▸ What to produce
Extract each line where the string "spatial" shows up.

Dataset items
++++++++++
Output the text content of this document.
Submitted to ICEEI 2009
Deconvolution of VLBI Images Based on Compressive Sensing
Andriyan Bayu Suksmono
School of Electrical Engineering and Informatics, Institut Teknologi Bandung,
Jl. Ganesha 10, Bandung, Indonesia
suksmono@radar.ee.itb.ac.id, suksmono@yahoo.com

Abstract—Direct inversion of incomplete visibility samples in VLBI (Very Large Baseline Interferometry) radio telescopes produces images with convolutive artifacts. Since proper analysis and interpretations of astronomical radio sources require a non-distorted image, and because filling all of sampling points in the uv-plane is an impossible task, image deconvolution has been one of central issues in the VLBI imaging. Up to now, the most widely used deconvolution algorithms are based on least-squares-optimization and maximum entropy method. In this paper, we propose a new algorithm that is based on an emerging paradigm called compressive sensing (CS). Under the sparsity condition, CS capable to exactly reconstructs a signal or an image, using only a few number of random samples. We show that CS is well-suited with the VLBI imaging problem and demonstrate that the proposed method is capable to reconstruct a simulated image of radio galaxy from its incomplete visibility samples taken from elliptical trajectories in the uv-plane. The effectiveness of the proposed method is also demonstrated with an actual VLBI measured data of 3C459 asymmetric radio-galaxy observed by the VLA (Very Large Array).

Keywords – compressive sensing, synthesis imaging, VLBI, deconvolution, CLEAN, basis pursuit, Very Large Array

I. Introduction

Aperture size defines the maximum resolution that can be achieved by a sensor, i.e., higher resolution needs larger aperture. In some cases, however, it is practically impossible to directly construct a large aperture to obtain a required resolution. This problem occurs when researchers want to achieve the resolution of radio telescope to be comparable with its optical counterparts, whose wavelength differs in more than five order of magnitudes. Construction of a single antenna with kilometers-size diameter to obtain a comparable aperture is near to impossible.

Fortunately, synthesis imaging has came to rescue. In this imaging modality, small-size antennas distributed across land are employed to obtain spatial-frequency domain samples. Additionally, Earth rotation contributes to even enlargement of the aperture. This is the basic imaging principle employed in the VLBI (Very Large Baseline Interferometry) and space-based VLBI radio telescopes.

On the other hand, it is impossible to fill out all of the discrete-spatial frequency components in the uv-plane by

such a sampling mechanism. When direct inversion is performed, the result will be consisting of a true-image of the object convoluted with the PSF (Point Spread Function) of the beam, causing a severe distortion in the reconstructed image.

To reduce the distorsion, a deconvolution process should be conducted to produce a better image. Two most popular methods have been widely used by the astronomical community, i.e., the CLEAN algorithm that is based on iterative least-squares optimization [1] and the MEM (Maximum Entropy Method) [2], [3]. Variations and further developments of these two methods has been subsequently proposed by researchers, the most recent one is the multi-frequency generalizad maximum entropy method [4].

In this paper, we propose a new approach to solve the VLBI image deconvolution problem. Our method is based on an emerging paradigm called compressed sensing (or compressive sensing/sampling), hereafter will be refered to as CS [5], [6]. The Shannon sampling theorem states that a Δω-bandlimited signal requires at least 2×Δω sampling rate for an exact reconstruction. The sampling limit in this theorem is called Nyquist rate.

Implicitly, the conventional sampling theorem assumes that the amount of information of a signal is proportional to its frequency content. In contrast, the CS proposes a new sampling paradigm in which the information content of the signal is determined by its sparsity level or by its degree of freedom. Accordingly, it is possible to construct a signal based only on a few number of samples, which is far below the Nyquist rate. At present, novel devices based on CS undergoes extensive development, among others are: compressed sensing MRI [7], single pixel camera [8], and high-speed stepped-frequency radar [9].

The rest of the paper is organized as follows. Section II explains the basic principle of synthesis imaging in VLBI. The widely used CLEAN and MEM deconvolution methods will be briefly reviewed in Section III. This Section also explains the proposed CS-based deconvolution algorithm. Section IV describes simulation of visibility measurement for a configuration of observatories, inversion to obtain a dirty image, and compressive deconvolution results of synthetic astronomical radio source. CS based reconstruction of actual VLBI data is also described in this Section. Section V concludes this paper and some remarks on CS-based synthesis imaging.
++++++++++
▸ Output for this exercise
Fortunately, synthesis imaging has came to rescue. In this imaging modality, small-size antennas distributed across land are employed to obtain spatial-frequency domain samples. Additionally, Earth rotation contributes to even enlargement of the aperture. This is the basic imaging principle employed in the VLBI (Very Large Baseline Interferometry) and space-based VLBI radio telescopes.
On the other hand, it is impossible to fill out all of the discrete-spatial frequency components in the uv-plane by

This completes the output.